- _What to do_:
Below are some records. Copy every line in them that holds "Burson".

- _Provided data_:

___

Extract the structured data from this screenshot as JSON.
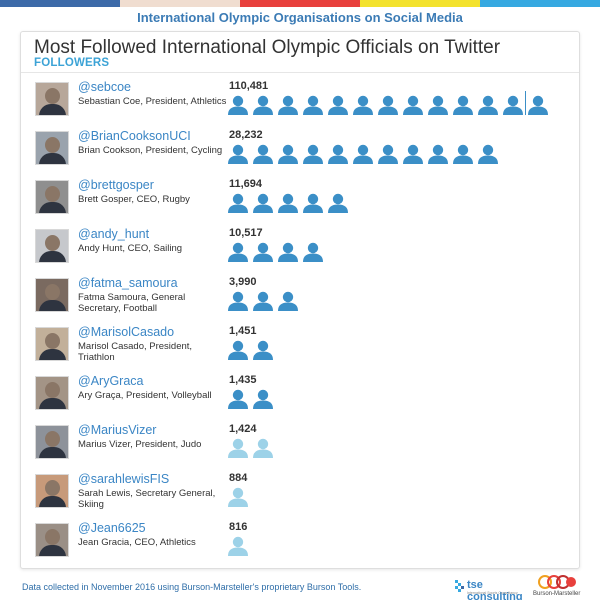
{
  "header": {
    "title": "International Olympic Organisations on Social Media",
    "bar_colors": [
      "#3c6aa8",
      "#f0ddd0",
      "#e8403c",
      "#f3e22d",
      "#36a9e1"
    ]
  },
  "card": {
    "title": "Most Followed International Olympic Officials on Twitter",
    "subtitle": "FOLLOWERS"
  },
  "icon_colors": {
    "dark": "#3b8fc7",
    "light": "#9dd2e8"
  },
  "chart_data": {
    "type": "bar",
    "title": "Most Followed International Olympic Officials on Twitter",
    "ylabel": "FOLLOWERS",
    "unit": "one person icon ≈ 8,500 followers",
    "rows": [
      {
        "handle": "@sebcoe",
        "name": "Sebastian Coe, President, Athletics",
        "value": 110481,
        "display": "110,481",
        "icons": 13,
        "light": false
      },
      {
        "handle": "@BrianCooksonUCI",
        "name": "Brian Cookson, President, Cycling",
        "value": 28232,
        "display": "28,232",
        "icons": 11,
        "light": false
      },
      {
        "handle": "@brettgosper",
        "name": "Brett Gosper, CEO, Rugby",
        "value": 11694,
        "display": "11,694",
        "icons": 5,
        "light": false
      },
      {
        "handle": "@andy_hunt",
        "name": "Andy Hunt, CEO, Sailing",
        "value": 10517,
        "display": "10,517",
        "icons": 4,
        "light": false
      },
      {
        "handle": "@fatma_samoura",
        "name": "Fatma Samoura, General Secretary, Football",
        "value": 3990,
        "display": "3,990",
        "icons": 3,
        "light": false
      },
      {
        "handle": "@MarisolCasado",
        "name": "Marisol Casado, President, Triathlon",
        "value": 1451,
        "display": "1,451",
        "icons": 2,
        "light": false
      },
      {
        "handle": "@AryGraca",
        "name": "Ary Graça, President, Volleyball",
        "value": 1435,
        "display": "1,435",
        "icons": 2,
        "light": false
      },
      {
        "handle": "@MariusVizer",
        "name": "Marius Vizer, President, Judo",
        "value": 1424,
        "display": "1,424",
        "icons": 2,
        "light": true
      },
      {
        "handle": "@sarahlewisFIS",
        "name": "Sarah Lewis, Secretary General, Skiing",
        "value": 884,
        "display": "884",
        "icons": 1,
        "light": true
      },
      {
        "handle": "@Jean6625",
        "name": "Jean Gracia, CEO, Athletics",
        "value": 816,
        "display": "816",
        "icons": 1,
        "light": true
      }
    ]
  },
  "footer": {
    "note": "Data collected in November 2016 using Burson-Marsteller's proprietary Burson Tools.",
    "logo_tse": "tse consulting",
    "logo_tse_tag": "International Sports Consultancy",
    "logo_bm": "Burson-Marsteller"
  }
}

___

- _Correct output_:
    "note": "Data collected in November 2016 using Burson-Marsteller's proprietary Burson Tools.",
    "logo_bm": "Burson-Marsteller"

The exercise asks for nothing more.